Written task
Among the lines below, list those containing the string "Arcseconds".

==========

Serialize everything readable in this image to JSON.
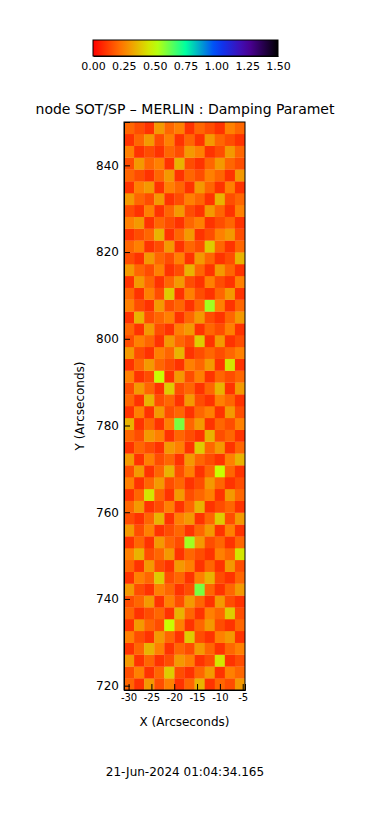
{
  "chart_data": {
    "type": "heatmap",
    "title": "node SOT/SP – MERLIN : Damping Paramet",
    "x_label": "X (Arcseconds)",
    "y_label": "Y (Arcseconds)",
    "annotations": [
      "21-Jun-2024 01:04:34.165"
    ],
    "xlim": [
      -31,
      -4.5
    ],
    "xticks": [
      -30,
      -25,
      -20,
      -15,
      -10,
      -5
    ],
    "ylim": [
      719,
      850
    ],
    "yticks": [
      720,
      740,
      760,
      780,
      800,
      820,
      840
    ],
    "colorbar": {
      "range": [
        0,
        1.5
      ],
      "ticks": [
        {
          "value": 0,
          "label": "0.00"
        },
        {
          "value": 0.25,
          "label": "0.25"
        },
        {
          "value": 0.5,
          "label": "0.50"
        },
        {
          "value": 0.75,
          "label": "0.75"
        },
        {
          "value": 1,
          "label": "1.00"
        },
        {
          "value": 1.25,
          "label": "1.25"
        },
        {
          "value": 1.5,
          "label": "1.50"
        }
      ]
    },
    "z": [
      [
        0.2,
        0.1,
        0.3,
        0.15,
        0.25,
        0.1,
        0.2,
        0.35,
        0.1,
        0.2,
        0.15,
        0.3
      ],
      [
        0.15,
        0.25,
        0.1,
        0.2,
        0.4,
        0.15,
        0.1,
        0.2,
        0.3,
        0.1,
        0.25,
        0.2
      ],
      [
        0.3,
        0.1,
        0.2,
        0.1,
        0.15,
        0.3,
        0.25,
        0.1,
        0.15,
        0.45,
        0.1,
        0.15
      ],
      [
        0.1,
        0.2,
        0.35,
        0.25,
        0.1,
        0.2,
        0.15,
        0.3,
        0.2,
        0.1,
        0.2,
        0.25
      ],
      [
        0.25,
        0.15,
        0.1,
        0.3,
        0.2,
        0.1,
        0.4,
        0.15,
        0.1,
        0.25,
        0.3,
        0.1
      ],
      [
        0.1,
        0.3,
        0.2,
        0.15,
        0.5,
        0.25,
        0.1,
        0.2,
        0.3,
        0.15,
        0.1,
        0.2
      ],
      [
        0.2,
        0.1,
        0.15,
        0.2,
        0.1,
        0.35,
        0.2,
        0.1,
        0.25,
        0.2,
        0.4,
        0.15
      ],
      [
        0.15,
        0.2,
        0.3,
        0.1,
        0.25,
        0.15,
        0.3,
        0.2,
        0.1,
        0.3,
        0.15,
        0.1
      ],
      [
        0.3,
        0.15,
        0.1,
        0.25,
        0.2,
        0.1,
        0.15,
        0.6,
        0.2,
        0.1,
        0.2,
        0.3
      ],
      [
        0.1,
        0.25,
        0.2,
        0.4,
        0.15,
        0.2,
        0.1,
        0.25,
        0.35,
        0.15,
        0.1,
        0.2
      ],
      [
        0.2,
        0.1,
        0.3,
        0.15,
        0.1,
        0.3,
        0.25,
        0.1,
        0.2,
        0.1,
        0.3,
        0.15
      ],
      [
        0.25,
        0.35,
        0.15,
        0.2,
        0.3,
        0.1,
        0.2,
        0.15,
        0.1,
        0.25,
        0.2,
        0.45
      ],
      [
        0.1,
        0.2,
        0.1,
        0.3,
        0.2,
        0.15,
        0.55,
        0.3,
        0.15,
        0.2,
        0.1,
        0.2
      ],
      [
        0.3,
        0.15,
        0.25,
        0.1,
        0.15,
        0.2,
        0.1,
        0.2,
        0.3,
        0.1,
        0.25,
        0.1
      ],
      [
        0.15,
        0.1,
        0.2,
        0.35,
        0.1,
        0.25,
        0.3,
        0.1,
        0.2,
        0.4,
        0.15,
        0.3
      ],
      [
        0.2,
        0.3,
        0.1,
        0.15,
        0.25,
        0.1,
        0.2,
        0.35,
        0.1,
        0.15,
        0.2,
        0.1
      ],
      [
        0.1,
        0.2,
        0.45,
        0.2,
        0.1,
        0.3,
        0.15,
        0.2,
        0.25,
        0.1,
        0.3,
        0.2
      ],
      [
        0.25,
        0.1,
        0.2,
        0.3,
        0.15,
        0.2,
        0.1,
        0.15,
        0.3,
        0.2,
        0.1,
        0.15
      ],
      [
        0.15,
        0.3,
        0.1,
        0.2,
        0.35,
        0.15,
        0.25,
        0.1,
        0.2,
        0.5,
        0.2,
        0.1
      ],
      [
        0.3,
        0.1,
        0.25,
        0.15,
        0.2,
        0.1,
        0.3,
        0.2,
        0.15,
        0.1,
        0.25,
        0.35
      ],
      [
        0.1,
        0.2,
        0.15,
        0.1,
        0.3,
        0.25,
        0.1,
        0.4,
        0.2,
        0.3,
        0.1,
        0.2
      ],
      [
        0.2,
        0.15,
        0.3,
        0.25,
        0.1,
        0.2,
        0.15,
        0.1,
        0.35,
        0.15,
        0.2,
        0.1
      ],
      [
        0.35,
        0.1,
        0.2,
        0.1,
        0.25,
        0.6,
        0.2,
        0.3,
        0.1,
        0.2,
        0.15,
        0.25
      ],
      [
        0.1,
        0.25,
        0.1,
        0.3,
        0.15,
        0.2,
        0.1,
        0.2,
        0.25,
        0.1,
        0.3,
        0.15
      ],
      [
        0.2,
        0.1,
        0.35,
        0.15,
        0.2,
        0.1,
        0.3,
        0.15,
        0.1,
        0.25,
        0.2,
        0.1
      ],
      [
        0.15,
        0.3,
        0.2,
        0.1,
        0.4,
        0.15,
        0.2,
        0.1,
        0.2,
        0.35,
        0.1,
        0.3
      ],
      [
        0.25,
        0.1,
        0.15,
        0.5,
        0.1,
        0.3,
        0.15,
        0.25,
        0.1,
        0.2,
        0.15,
        0.2
      ],
      [
        0.1,
        0.2,
        0.3,
        0.2,
        0.15,
        0.1,
        0.25,
        0.2,
        0.3,
        0.1,
        0.45,
        0.1
      ],
      [
        0.3,
        0.15,
        0.1,
        0.25,
        0.2,
        0.35,
        0.1,
        0.15,
        0.2,
        0.15,
        0.2,
        0.25
      ],
      [
        0.15,
        0.25,
        0.2,
        0.1,
        0.3,
        0.2,
        0.15,
        0.4,
        0.1,
        0.3,
        0.1,
        0.15
      ],
      [
        0.2,
        0.1,
        0.3,
        0.15,
        0.1,
        0.25,
        0.3,
        0.1,
        0.2,
        0.15,
        0.25,
        0.1
      ],
      [
        0.1,
        0.35,
        0.15,
        0.2,
        0.25,
        0.1,
        0.2,
        0.3,
        0.15,
        0.1,
        0.2,
        0.3
      ],
      [
        0.25,
        0.15,
        0.1,
        0.3,
        0.15,
        0.2,
        0.1,
        0.2,
        0.55,
        0.25,
        0.1,
        0.2
      ],
      [
        0.2,
        0.1,
        0.25,
        0.15,
        0.4,
        0.1,
        0.25,
        0.15,
        0.1,
        0.2,
        0.3,
        0.1
      ],
      [
        0.1,
        0.3,
        0.2,
        0.1,
        0.2,
        0.3,
        0.15,
        0.1,
        0.25,
        0.15,
        0.1,
        0.25
      ],
      [
        0.3,
        0.2,
        0.15,
        0.25,
        0.1,
        0.15,
        0.35,
        0.2,
        0.1,
        0.3,
        0.2,
        0.1
      ],
      [
        0.15,
        0.1,
        0.3,
        0.2,
        0.15,
        0.25,
        0.1,
        0.3,
        0.2,
        0.1,
        0.15,
        0.35
      ],
      [
        0.2,
        0.25,
        0.1,
        0.15,
        0.3,
        0.1,
        0.2,
        0.15,
        0.4,
        0.2,
        0.1,
        0.2
      ],
      [
        0.1,
        0.15,
        0.2,
        0.35,
        0.1,
        0.2,
        0.3,
        0.1,
        0.15,
        0.25,
        0.3,
        0.15
      ],
      [
        0.25,
        0.3,
        0.1,
        0.2,
        0.15,
        0.1,
        0.2,
        0.25,
        0.1,
        0.15,
        0.2,
        0.1
      ],
      [
        0.15,
        0.1,
        0.25,
        0.1,
        0.2,
        0.3,
        0.15,
        0.1,
        0.3,
        0.2,
        0.1,
        0.25
      ],
      [
        0.3,
        0.2,
        0.15,
        0.3,
        0.1,
        0.15,
        0.25,
        0.2,
        0.1,
        0.35,
        0.15,
        0.2
      ],
      [
        0.1,
        0.25,
        0.3,
        0.1,
        0.25,
        0.2,
        0.1,
        0.3,
        0.2,
        0.1,
        0.25,
        0.1
      ],
      [
        0.2,
        0.15,
        0.1,
        0.2,
        0.3,
        0.1,
        0.2,
        0.15,
        0.25,
        0.2,
        0.1,
        0.3
      ],
      [
        0.15,
        0.3,
        0.2,
        0.25,
        0.1,
        0.35,
        0.15,
        0.1,
        0.2,
        0.3,
        0.2,
        0.15
      ],
      [
        0.25,
        0.1,
        0.15,
        0.1,
        0.2,
        0.15,
        0.3,
        0.25,
        0.1,
        0.15,
        0.3,
        0.2
      ],
      [
        0.1,
        0.2,
        0.3,
        0.15,
        0.25,
        0.1,
        0.2,
        0.1,
        0.3,
        0.2,
        0.15,
        0.1
      ],
      [
        0.2,
        0.15,
        0.1,
        0.3,
        0.2,
        0.25,
        0.1,
        0.2,
        0.15,
        0.1,
        0.25,
        0.2
      ]
    ]
  }
}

==========

Answer to the task
    "x_label": "X (Arcseconds)",
    "y_label": "Y (Arcseconds)",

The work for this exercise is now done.